***** DATA PROVIDED *****

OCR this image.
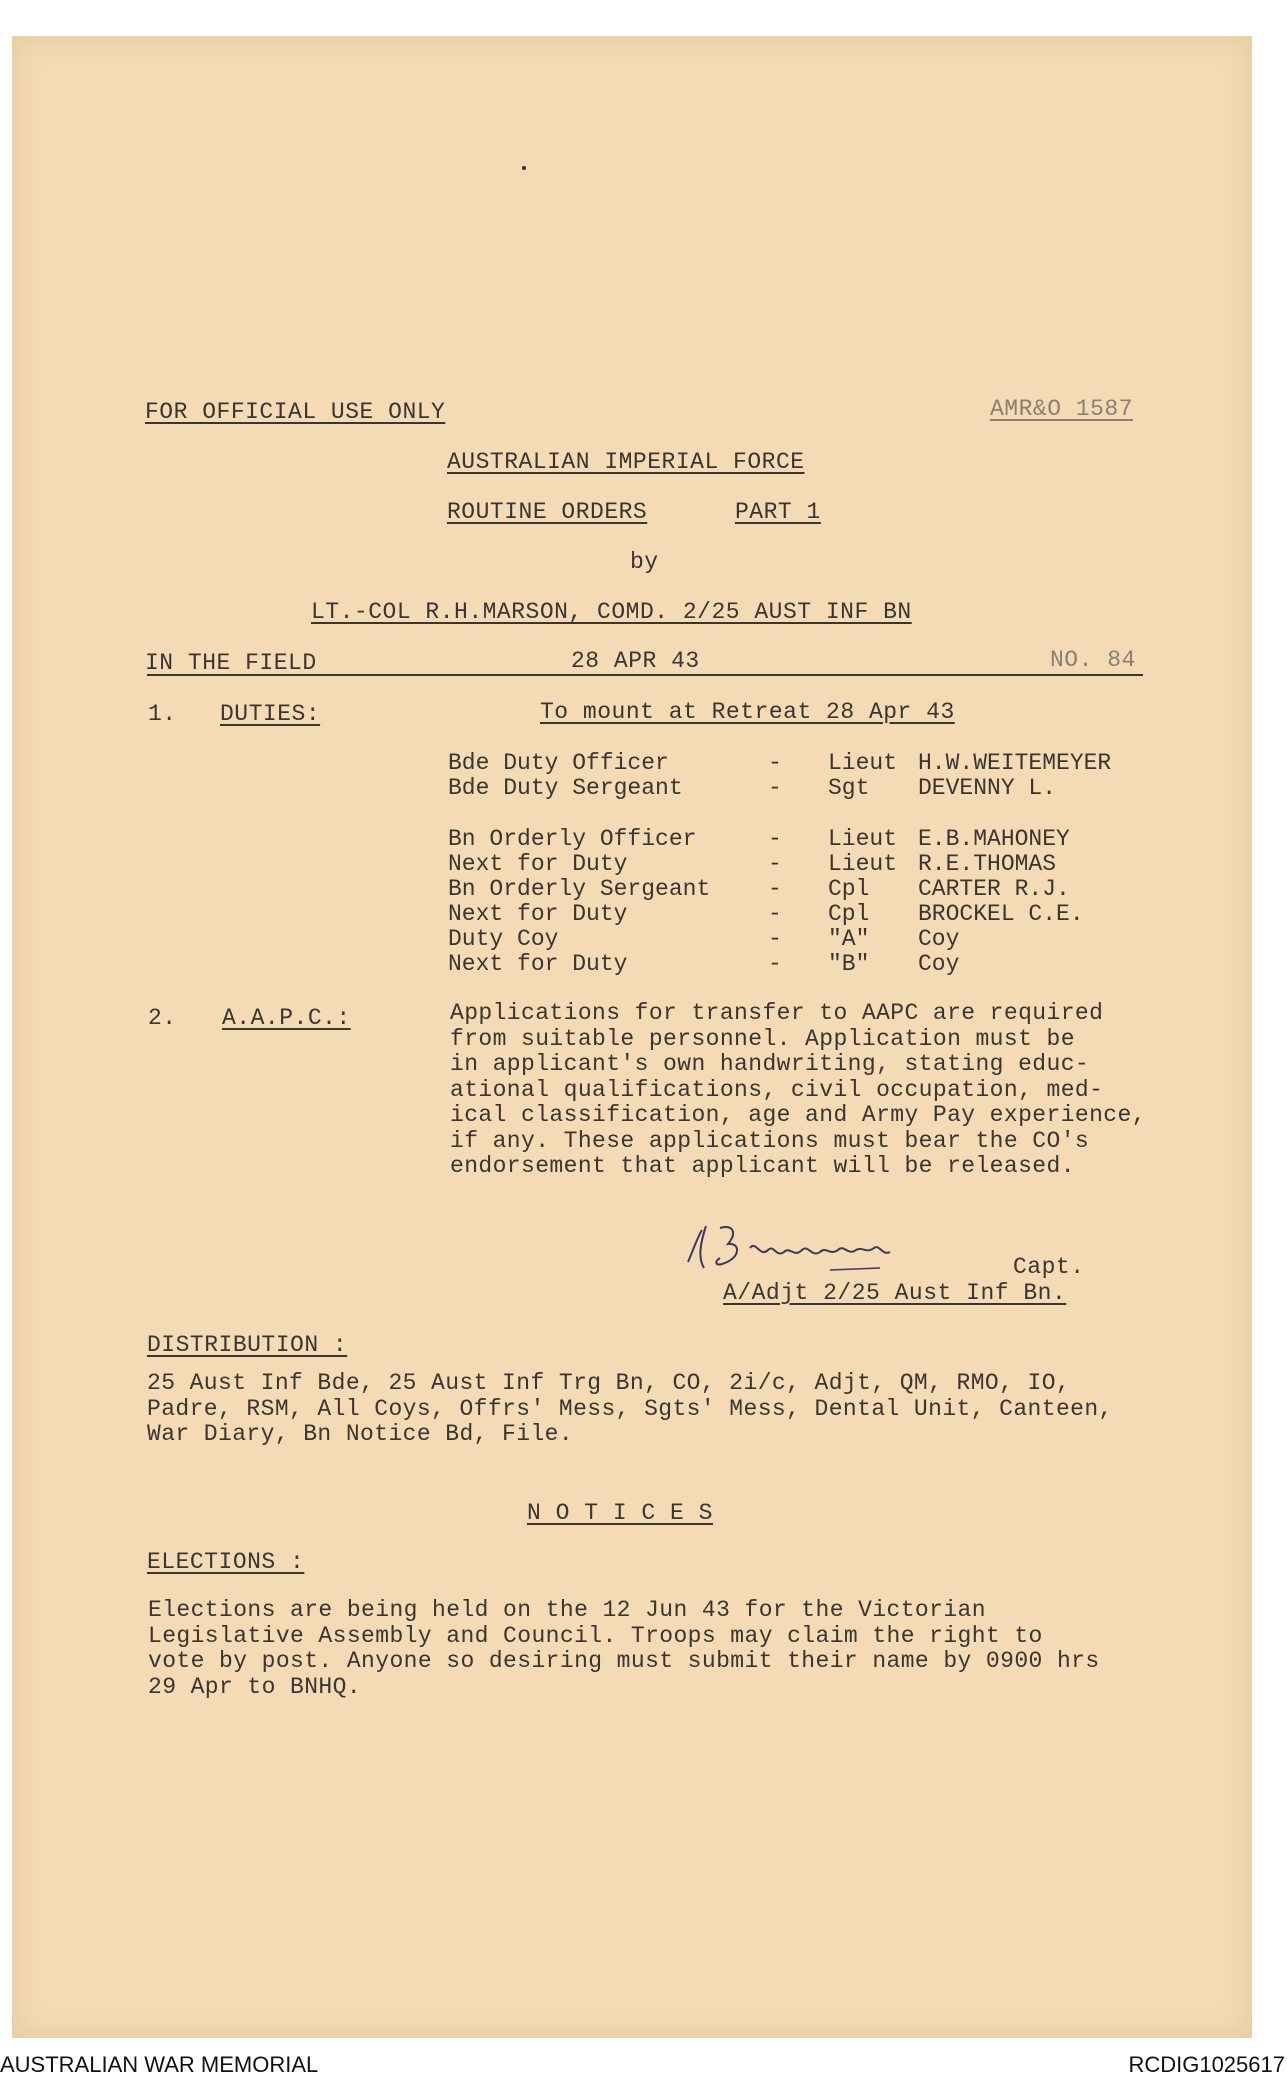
FOR OFFICIAL USE ONLY	AMR&O 1587
AUSTRALIAN IMPERIAL FORCE
ROUTINE ORDERS	PART 1
by
LT.-COL R.H.MARSON, COMD. 2/25 AUST INF BN
IN THE FIELD	28 APR 43	NO. 84
1. DUTIES:	To mount at Retreat 28 Apr 43
Bde Duty Officer	- Lieut H.W.WEITEMEYER
Bde Duty Sergeant	- Sgt DEVENNY L.
Bn Orderly Officer	- Lieut E.B.MAHONEY
Next for Duty	- Lieut R.E.THOMAS
Bn Orderly Sergeant	- Cpl CARTER R.J.
Next for Duty	- Cpl BROCKEL C.E.
Duty Coy	- "A" Coy
Next for Duty	- "B" Coy
2. A.A.P.C.:	Applications for transfer to AAPC are required
from suitable personnel. Application must be
in applicant's own handwriting, stating educ-
ational qualifications, civil occupation, med-
ical classification, age and Army Pay experience,
if any. These applications must bear the CO's
endorsement that applicant will be released.
Capt.
A/Adjt 2/25 Aust Inf Bn.
DISTRIBUTION :
25 Aust Inf Bde, 25 Aust Inf Trg Bn, CO, 2i/c, Adjt, QM, RMO, IO,
Padre, RSM, All Coys, Offrs' Mess, Sgts' Mess, Dental Unit, Canteen,
War Diary, Bn Notice Bd, File.
N O T I C E S
ELECTIONS :
Elections are being held on the 12 Jun 43 for the Victorian
Legislative Assembly and Council. Troops may claim the right to
vote by post. Anyone so desiring must submit their name by 0900 hrs
29 Apr to BNHQ.
AUSTRALIAN WAR MEMORIAL	RCDIG1025617
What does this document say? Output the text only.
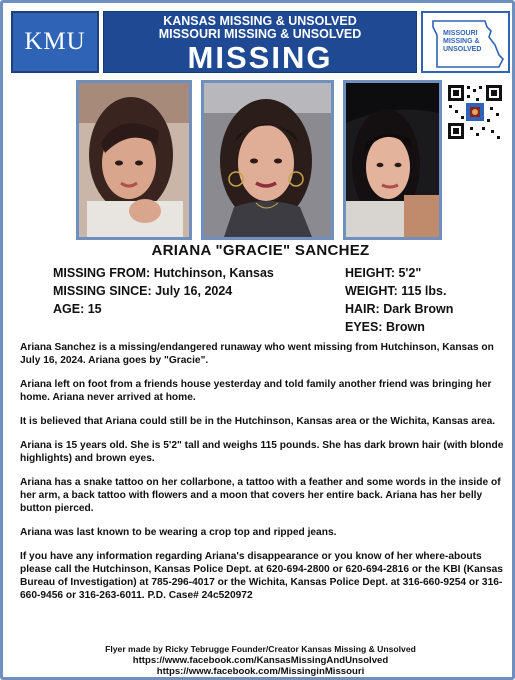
KMU
KANSAS MISSING & UNSOLVED
MISSOURI MISSING & UNSOLVED
MISSING
MISSOURI MISSING & UNSOLVED
ARIANA "GRACIE" SANCHEZ
MISSING FROM: Hutchinson, Kansas
MISSING SINCE: July 16, 2024
AGE: 15
HEIGHT: 5'2"
WEIGHT: 115 lbs.
HAIR: Dark Brown
EYES: Brown

Ariana Sanchez is a missing/endangered runaway who went missing from Hutchinson, Kansas on July 16, 2024. Ariana goes by "Gracie".

Ariana left on foot from a friends house yesterday and told family another friend was bringing her home. Ariana never arrived at home.

It is believed that Ariana could still be in the Hutchinson, Kansas area or the Wichita, Kansas area.

Ariana is 15 years old. She is 5'2" tall and weighs 115 pounds. She has dark brown hair (with blonde highlights) and brown eyes.

Ariana has a snake tattoo on her collarbone, a tattoo with a feather and some words in the inside of her arm, a back tattoo with flowers and a moon that covers her entire back. Ariana has her belly button pierced.

Ariana was last known to be wearing a crop top and ripped jeans.

If you have any information regarding Ariana's disappearance or you know of her where-abouts please call the Hutchinson, Kansas Police Dept. at 620-694-2800 or 620-694-2816 or the KBI (Kansas Bureau of Investigation) at 785-296-4017 or the Wichita, Kansas Police Dept. at 316-660-9254 or 316-660-9456 or 316-263-6011. P.D. Case# 24c520972

Flyer made by Ricky Tebrugge Founder/Creator Kansas Missing & Unsolved
https://www.facebook.com/KansasMissingAndUnsolved
https://www.facebook.com/MissinginMissouri
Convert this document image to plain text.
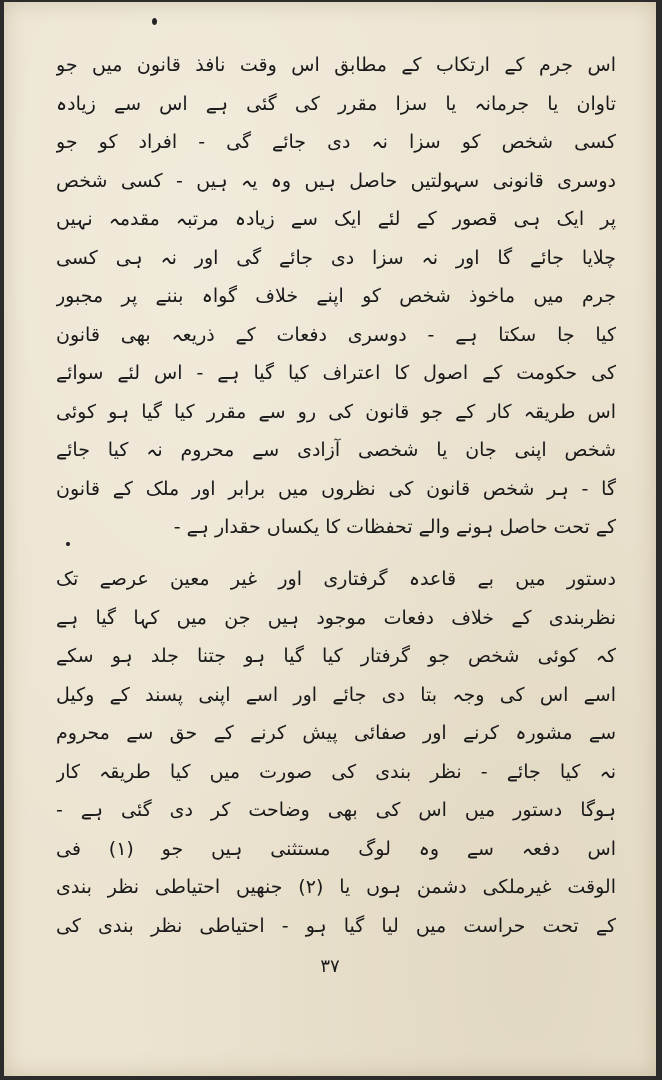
اس جرم کے ارتکاب کے مطابق اس وقت نافذ قانون میں جو
تاوان یا جرمانہ یا سزا مقرر کی گئی ہے اس سے زیادہ
کسی شخص کو سزا نہ دی جائے گی - افراد کو جو
دوسری قانونی سہولتیں حاصل ہیں وہ یہ ہیں - کسی شخص
پر ایک ہی قصور کے لئے ایک سے زیادہ مرتبہ مقدمہ نہیں
چلایا جائے گا اور نہ سزا دی جائے گی اور نہ ہی کسی
جرم میں ماخوذ شخص کو اپنے خلاف گواہ بننے پر مجبور
کیا جا سکتا ہے - دوسری دفعات کے ذریعہ بھی قانون
کی حکومت کے اصول کا اعتراف کیا گیا ہے - اس لئے سوائے
اس طریقہ کار کے جو قانون کی رو سے مقرر کیا گیا ہو کوئی
شخص اپنی جان یا شخصی آزادی سے محروم نہ کیا جائے
گا - ہر شخص قانون کی نظروں میں برابر اور ملک کے قانون
کے تحت حاصل ہونے والے تحفظات کا یکساں حقدار ہے -
دستور میں بے قاعدہ گرفتاری اور غیر معین عرصے تک
نظربندی کے خلاف دفعات موجود ہیں جن میں کہا گیا ہے
کہ کوئی شخص جو گرفتار کیا گیا ہو جتنا جلد ہو سکے
اسے اس کی وجہ بتا دی جائے اور اسے اپنی پسند کے وکیل
سے مشورہ کرنے اور صفائی پیش کرنے کے حق سے محروم
نہ کیا جائے - نظر بندی کی صورت میں کیا طریقہ کار
ہوگا دستور میں اس کی بھی وضاحت کر دی گئی ہے -
اس دفعہ سے وہ لوگ مستثنی ہیں جو (۱) فی
الوقت غیرملکی دشمن ہوں یا (۲) جنھیں احتیاطی نظر بندی
کے تحت حراست میں لیا گیا ہو - احتیاطی نظر بندی کی
۳۷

*****

-- EXERCISE INSTRUCTIONS --
Using the entries above, return each line that includes the word "with".

-- SOLUTION TO THE EXERCISE --
Ariana is 15 years old. She is 5'2" tall and weighs 115 pounds. She has dark brown hair (with blonde highlights) and brown eyes.
Ariana has a snake tattoo on her collarbone, a tattoo with a feather and some words in the inside of her arm, a back tattoo with flowers and a moon that covers her entire back. Ariana has her belly button pierced.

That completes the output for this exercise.